-- BEGIN Exercise material --

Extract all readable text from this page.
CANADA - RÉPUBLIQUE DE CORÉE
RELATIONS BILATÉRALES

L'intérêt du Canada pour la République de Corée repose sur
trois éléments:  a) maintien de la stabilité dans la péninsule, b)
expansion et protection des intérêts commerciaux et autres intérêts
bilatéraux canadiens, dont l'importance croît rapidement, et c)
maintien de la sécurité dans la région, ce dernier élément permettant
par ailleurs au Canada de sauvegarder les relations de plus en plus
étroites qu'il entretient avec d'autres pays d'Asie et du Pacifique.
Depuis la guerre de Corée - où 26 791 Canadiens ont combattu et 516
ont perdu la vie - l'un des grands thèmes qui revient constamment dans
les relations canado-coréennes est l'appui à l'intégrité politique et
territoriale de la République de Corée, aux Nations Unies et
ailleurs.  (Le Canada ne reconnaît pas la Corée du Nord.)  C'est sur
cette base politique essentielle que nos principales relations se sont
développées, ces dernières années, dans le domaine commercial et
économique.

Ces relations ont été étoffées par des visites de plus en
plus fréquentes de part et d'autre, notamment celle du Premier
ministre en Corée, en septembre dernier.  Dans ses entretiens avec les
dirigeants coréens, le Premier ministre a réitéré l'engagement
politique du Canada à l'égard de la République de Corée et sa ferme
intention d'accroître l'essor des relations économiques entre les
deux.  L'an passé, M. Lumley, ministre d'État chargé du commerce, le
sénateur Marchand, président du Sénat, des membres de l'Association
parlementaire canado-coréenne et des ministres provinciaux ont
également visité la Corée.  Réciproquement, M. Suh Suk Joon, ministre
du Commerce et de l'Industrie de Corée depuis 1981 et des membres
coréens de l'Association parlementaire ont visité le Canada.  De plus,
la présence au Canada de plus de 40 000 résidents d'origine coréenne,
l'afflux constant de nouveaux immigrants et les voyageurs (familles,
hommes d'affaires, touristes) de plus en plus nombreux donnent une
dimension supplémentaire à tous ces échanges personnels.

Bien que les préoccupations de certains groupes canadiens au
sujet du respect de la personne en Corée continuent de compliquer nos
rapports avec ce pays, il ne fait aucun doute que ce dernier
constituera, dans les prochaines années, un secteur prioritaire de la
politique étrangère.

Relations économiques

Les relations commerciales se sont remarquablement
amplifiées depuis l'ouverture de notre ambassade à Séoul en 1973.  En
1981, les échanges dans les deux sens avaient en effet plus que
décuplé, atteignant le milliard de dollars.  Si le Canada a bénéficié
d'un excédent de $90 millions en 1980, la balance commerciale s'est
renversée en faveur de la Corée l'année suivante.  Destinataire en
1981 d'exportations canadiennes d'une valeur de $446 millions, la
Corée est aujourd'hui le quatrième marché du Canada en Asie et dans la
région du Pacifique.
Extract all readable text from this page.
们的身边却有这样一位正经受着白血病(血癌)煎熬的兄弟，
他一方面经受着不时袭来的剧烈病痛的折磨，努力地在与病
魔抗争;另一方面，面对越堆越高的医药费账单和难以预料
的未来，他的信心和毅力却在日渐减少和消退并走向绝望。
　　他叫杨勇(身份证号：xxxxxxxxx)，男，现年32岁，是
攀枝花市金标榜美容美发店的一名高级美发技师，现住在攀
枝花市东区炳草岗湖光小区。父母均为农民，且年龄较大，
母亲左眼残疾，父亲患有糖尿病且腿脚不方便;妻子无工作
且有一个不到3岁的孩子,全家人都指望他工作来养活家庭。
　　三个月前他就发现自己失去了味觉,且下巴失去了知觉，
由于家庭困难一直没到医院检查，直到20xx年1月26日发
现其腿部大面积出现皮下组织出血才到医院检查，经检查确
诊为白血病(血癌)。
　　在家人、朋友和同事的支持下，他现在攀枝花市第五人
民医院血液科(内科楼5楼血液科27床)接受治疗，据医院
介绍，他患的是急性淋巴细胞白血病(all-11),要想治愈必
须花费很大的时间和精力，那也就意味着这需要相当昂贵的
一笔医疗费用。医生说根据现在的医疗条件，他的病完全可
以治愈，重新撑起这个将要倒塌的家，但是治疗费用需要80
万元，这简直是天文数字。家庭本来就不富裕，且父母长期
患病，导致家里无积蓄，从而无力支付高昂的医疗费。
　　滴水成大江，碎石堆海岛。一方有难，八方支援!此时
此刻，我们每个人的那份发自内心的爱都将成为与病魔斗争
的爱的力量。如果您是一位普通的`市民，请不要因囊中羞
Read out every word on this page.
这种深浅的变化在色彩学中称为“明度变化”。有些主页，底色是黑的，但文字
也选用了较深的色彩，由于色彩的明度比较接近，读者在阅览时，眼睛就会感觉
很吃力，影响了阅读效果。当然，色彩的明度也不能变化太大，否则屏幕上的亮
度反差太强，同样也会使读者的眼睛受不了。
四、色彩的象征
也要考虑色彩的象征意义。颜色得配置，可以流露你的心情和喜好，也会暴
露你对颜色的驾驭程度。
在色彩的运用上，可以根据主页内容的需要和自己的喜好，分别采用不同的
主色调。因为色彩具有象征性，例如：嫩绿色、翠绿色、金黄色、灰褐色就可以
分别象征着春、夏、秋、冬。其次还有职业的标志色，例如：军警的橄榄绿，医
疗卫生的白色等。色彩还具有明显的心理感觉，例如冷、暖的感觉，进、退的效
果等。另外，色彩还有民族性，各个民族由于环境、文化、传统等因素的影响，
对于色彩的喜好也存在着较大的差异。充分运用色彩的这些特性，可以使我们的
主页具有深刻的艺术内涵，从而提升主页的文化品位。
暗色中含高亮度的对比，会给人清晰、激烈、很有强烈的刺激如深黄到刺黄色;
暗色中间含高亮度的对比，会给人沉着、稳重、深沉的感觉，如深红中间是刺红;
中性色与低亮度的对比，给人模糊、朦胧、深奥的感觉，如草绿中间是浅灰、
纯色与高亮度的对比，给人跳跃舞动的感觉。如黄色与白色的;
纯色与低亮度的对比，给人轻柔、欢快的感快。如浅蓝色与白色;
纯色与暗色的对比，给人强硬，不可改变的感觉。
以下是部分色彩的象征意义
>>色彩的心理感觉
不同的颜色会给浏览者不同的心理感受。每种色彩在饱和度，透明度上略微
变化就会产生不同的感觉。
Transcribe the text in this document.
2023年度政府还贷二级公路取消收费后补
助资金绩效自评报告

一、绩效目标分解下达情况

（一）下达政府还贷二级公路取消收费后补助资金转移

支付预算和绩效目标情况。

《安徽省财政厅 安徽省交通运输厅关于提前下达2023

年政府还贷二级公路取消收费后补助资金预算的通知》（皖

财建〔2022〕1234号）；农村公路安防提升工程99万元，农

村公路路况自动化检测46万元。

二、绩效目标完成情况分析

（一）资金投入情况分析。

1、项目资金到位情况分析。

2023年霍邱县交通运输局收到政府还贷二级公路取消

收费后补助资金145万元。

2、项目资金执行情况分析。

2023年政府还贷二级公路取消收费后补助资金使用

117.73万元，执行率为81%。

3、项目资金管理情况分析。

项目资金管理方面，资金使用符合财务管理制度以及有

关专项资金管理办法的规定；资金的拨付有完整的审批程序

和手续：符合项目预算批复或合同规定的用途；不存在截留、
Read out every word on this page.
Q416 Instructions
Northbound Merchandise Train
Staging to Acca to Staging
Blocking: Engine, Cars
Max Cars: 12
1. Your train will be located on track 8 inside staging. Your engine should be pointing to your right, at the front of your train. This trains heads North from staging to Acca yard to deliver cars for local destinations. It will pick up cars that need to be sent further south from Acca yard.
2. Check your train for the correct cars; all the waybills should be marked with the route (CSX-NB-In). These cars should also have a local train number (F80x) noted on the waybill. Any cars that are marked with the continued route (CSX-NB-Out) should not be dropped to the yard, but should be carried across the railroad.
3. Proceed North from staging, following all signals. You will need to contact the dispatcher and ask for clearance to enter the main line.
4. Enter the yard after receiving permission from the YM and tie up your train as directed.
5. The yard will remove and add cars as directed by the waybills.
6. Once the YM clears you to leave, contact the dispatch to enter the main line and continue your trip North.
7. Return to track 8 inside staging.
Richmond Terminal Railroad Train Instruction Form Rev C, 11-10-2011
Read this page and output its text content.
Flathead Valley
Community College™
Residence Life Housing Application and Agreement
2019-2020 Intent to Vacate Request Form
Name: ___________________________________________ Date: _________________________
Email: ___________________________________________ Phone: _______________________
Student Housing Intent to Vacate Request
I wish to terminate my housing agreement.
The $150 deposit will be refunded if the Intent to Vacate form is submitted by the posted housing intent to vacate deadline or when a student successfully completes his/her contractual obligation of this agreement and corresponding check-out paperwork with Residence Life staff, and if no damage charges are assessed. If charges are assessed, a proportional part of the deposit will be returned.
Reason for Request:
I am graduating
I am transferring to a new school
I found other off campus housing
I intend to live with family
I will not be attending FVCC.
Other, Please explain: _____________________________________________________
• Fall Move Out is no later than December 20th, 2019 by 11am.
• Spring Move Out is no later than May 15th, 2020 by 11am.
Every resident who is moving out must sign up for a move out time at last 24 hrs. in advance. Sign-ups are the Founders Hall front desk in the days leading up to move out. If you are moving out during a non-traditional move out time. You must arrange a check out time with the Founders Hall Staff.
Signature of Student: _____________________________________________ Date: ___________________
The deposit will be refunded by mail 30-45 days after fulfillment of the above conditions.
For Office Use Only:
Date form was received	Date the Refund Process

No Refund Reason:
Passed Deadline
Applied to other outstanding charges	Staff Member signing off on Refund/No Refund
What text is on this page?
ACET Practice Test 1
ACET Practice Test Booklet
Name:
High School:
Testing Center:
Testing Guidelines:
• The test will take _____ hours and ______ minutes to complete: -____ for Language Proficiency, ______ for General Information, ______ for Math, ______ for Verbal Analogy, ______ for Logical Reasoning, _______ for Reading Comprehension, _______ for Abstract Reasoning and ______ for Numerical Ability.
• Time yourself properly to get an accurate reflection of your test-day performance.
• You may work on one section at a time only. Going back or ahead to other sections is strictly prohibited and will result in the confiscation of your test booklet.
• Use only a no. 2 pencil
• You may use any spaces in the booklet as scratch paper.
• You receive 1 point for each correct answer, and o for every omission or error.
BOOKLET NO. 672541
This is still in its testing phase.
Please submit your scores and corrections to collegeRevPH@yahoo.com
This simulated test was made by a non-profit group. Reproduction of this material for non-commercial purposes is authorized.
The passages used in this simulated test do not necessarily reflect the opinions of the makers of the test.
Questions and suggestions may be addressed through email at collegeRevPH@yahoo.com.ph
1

-- END Exercise material --

Exercise task: Copy out every line with the word "Pacifique".

Result of the task:
étroites qu'il entretient avec d'autres pays d'Asie et du Pacifique.
région du Pacifique.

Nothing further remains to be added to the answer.